Excerpts from a dataset
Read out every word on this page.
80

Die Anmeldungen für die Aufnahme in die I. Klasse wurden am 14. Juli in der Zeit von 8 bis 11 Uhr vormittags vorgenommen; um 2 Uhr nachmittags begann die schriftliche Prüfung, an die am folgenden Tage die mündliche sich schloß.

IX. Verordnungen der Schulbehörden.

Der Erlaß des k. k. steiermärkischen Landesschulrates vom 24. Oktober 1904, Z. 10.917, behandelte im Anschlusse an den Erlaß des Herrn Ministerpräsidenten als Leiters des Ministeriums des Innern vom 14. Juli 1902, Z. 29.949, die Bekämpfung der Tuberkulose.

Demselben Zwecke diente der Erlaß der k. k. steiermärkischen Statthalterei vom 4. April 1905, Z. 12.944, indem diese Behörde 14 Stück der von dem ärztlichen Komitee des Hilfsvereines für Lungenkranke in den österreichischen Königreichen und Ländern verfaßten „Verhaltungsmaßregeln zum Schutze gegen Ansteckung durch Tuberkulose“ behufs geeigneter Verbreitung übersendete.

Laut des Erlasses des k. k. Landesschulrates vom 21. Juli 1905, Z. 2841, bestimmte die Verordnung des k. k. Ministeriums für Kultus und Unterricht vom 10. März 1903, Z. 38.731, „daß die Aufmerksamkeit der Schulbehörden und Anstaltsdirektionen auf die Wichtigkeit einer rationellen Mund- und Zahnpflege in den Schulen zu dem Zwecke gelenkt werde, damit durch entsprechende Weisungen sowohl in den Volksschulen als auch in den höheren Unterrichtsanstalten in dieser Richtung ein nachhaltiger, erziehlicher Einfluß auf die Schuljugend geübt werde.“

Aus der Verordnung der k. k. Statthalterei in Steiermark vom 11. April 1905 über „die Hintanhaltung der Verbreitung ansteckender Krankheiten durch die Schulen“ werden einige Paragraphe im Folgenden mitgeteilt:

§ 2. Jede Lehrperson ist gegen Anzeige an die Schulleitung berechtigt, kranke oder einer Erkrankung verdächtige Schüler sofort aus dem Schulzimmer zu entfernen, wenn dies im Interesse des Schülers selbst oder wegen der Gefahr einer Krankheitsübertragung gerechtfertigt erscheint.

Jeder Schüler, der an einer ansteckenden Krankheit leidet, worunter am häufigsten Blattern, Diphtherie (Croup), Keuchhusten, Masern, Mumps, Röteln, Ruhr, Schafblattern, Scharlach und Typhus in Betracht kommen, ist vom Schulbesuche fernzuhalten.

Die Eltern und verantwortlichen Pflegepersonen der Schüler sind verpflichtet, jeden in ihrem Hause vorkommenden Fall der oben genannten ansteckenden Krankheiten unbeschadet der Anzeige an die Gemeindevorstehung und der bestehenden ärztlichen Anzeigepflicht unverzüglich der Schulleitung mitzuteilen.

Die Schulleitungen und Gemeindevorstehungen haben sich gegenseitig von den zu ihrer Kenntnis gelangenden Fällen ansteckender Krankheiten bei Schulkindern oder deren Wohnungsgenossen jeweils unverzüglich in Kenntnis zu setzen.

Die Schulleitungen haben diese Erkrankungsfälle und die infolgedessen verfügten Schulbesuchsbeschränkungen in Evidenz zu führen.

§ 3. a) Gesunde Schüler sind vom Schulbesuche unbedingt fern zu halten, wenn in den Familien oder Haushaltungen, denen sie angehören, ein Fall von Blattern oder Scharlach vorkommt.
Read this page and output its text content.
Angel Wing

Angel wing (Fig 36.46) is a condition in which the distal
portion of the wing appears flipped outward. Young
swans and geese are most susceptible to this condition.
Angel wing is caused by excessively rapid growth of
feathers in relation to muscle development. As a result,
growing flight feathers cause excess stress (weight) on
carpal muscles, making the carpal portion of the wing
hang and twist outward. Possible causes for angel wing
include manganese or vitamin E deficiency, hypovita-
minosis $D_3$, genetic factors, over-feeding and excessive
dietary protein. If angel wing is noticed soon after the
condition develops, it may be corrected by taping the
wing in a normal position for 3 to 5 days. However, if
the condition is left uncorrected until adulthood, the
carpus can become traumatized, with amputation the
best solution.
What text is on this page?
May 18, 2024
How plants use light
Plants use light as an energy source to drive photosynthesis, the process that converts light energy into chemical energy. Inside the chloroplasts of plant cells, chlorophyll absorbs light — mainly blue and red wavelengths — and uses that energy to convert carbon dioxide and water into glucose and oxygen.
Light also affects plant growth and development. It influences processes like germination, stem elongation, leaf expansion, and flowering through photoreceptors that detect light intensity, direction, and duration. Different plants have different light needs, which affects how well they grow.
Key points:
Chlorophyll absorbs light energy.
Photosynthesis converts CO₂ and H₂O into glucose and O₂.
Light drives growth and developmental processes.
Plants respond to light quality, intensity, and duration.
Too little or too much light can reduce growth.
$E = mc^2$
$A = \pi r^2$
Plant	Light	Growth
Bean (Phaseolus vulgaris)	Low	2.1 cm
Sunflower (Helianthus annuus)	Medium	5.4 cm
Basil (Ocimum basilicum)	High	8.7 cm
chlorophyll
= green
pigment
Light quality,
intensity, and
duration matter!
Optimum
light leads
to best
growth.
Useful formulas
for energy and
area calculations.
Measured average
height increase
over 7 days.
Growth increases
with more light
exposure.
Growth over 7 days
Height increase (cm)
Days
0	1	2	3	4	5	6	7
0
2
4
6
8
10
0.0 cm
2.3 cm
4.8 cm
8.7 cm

■ What you will do ■
Could you reproduce every record exactly as it appears?

■ Exercise answer ■
Read out every word on this page.
80

Die Anmeldungen für die Aufnahme in die I. Klasse wurden am 14. Juli in der Zeit von 8 bis 11 Uhr vormittags vorgenommen; um 2 Uhr nachmittags begann die schriftliche Prüfung, an die am folgenden Tage die mündliche sich schloß.

IX. Verordnungen der Schulbehörden.

Der Erlaß des k. k. steiermärkischen Landesschulrates vom 24. Oktober 1904, Z. 10.917, behandelte im Anschlusse an den Erlaß des Herrn Ministerpräsidenten als Leiters des Ministeriums des Innern vom 14. Juli 1902, Z. 29.949, die Bekämpfung der Tuberkulose.

Demselben Zwecke diente der Erlaß der k. k. steiermärkischen Statthalterei vom 4. April 1905, Z. 12.944, indem diese Behörde 14 Stück der von dem ärztlichen Komitee des Hilfsvereines für Lungenkranke in den österreichischen Königreichen und Ländern verfaßten „Verhaltungsmaßregeln zum Schutze gegen Ansteckung durch Tuberkulose“ behufs geeigneter Verbreitung übersendete.

Laut des Erlasses des k. k. Landesschulrates vom 21. Juli 1905, Z. 2841, bestimmte die Verordnung des k. k. Ministeriums für Kultus und Unterricht vom 10. März 1903, Z. 38.731, „daß die Aufmerksamkeit der Schulbehörden und Anstaltsdirektionen auf die Wichtigkeit einer rationellen Mund- und Zahnpflege in den Schulen zu dem Zwecke gelenkt werde, damit durch entsprechende Weisungen sowohl in den Volksschulen als auch in den höheren Unterrichtsanstalten in dieser Richtung ein nachhaltiger, erziehlicher Einfluß auf die Schuljugend geübt werde.“

Aus der Verordnung der k. k. Statthalterei in Steiermark vom 11. April 1905 über „die Hintanhaltung der Verbreitung ansteckender Krankheiten durch die Schulen“ werden einige Paragraphe im Folgenden mitgeteilt:

§ 2. Jede Lehrperson ist gegen Anzeige an die Schulleitung berechtigt, kranke oder einer Erkrankung verdächtige Schüler sofort aus dem Schulzimmer zu entfernen, wenn dies im Interesse des Schülers selbst oder wegen der Gefahr einer Krankheitsübertragung gerechtfertigt erscheint.

Jeder Schüler, der an einer ansteckenden Krankheit leidet, worunter am häufigsten Blattern, Diphtherie (Croup), Keuchhusten, Masern, Mumps, Röteln, Ruhr, Schafblattern, Scharlach und Typhus in Betracht kommen, ist vom Schulbesuche fernzuhalten.

Die Eltern und verantwortlichen Pflegepersonen der Schüler sind verpflichtet, jeden in ihrem Hause vorkommenden Fall der oben genannten ansteckenden Krankheiten unbeschadet der Anzeige an die Gemeindevorstehung und der bestehenden ärztlichen Anzeigepflicht unverzüglich der Schulleitung mitzuteilen.

Die Schulleitungen und Gemeindevorstehungen haben sich gegenseitig von den zu ihrer Kenntnis gelangenden Fällen ansteckender Krankheiten bei Schulkindern oder deren Wohnungsgenossen jeweils unverzüglich in Kenntnis zu setzen.

Die Schulleitungen haben diese Erkrankungsfälle und die infolgedessen verfügten Schulbesuchsbeschränkungen in Evidenz zu führen.

§ 3. a) Gesunde Schüler sind vom Schulbesuche unbedingt fern zu halten, wenn in den Familien oder Haushaltungen, denen sie angehören, ein Fall von Blattern oder Scharlach vorkommt.
Read this page and output its text content.
Angel Wing

Angel wing (Fig 36.46) is a condition in which the distal
portion of the wing appears flipped outward. Young
swans and geese are most susceptible to this condition.
Angel wing is caused by excessively rapid growth of
feathers in relation to muscle development. As a result,
growing flight feathers cause excess stress (weight) on
carpal muscles, making the carpal portion of the wing
hang and twist outward. Possible causes for angel wing
include manganese or vitamin E deficiency, hypovita-
minosis $D_3$, genetic factors, over-feeding and excessive
dietary protein. If angel wing is noticed soon after the
condition develops, it may be corrected by taping the
wing in a normal position for 3 to 5 days. However, if
the condition is left uncorrected until adulthood, the
carpus can become traumatized, with amputation the
best solution.
What text is on this page?
May 18, 2024
How plants use light
Plants use light as an energy source to drive photosynthesis, the process that converts light energy into chemical energy. Inside the chloroplasts of plant cells, chlorophyll absorbs light — mainly blue and red wavelengths — and uses that energy to convert carbon dioxide and water into glucose and oxygen.
Light also affects plant growth and development. It influences processes like germination, stem elongation, leaf expansion, and flowering through photoreceptors that detect light intensity, direction, and duration. Different plants have different light needs, which affects how well they grow.
Key points:
Chlorophyll absorbs light energy.
Photosynthesis converts CO₂ and H₂O into glucose and O₂.
Light drives growth and developmental processes.
Plants respond to light quality, intensity, and duration.
Too little or too much light can reduce growth.
$E = mc^2$
$A = \pi r^2$
Plant	Light	Growth
Bean (Phaseolus vulgaris)	Low	2.1 cm
Sunflower (Helianthus annuus)	Medium	5.4 cm
Basil (Ocimum basilicum)	High	8.7 cm
chlorophyll
= green
pigment
Light quality,
intensity, and
duration matter!
Optimum
light leads
to best
growth.
Useful formulas
for energy and
area calculations.
Measured average
height increase
over 7 days.
Growth increases
with more light
exposure.
Growth over 7 days
Height increase (cm)
Days
0	1	2	3	4	5	6	7
0
2
4
6
8
10
0.0 cm
2.3 cm
4.8 cm
8.7 cm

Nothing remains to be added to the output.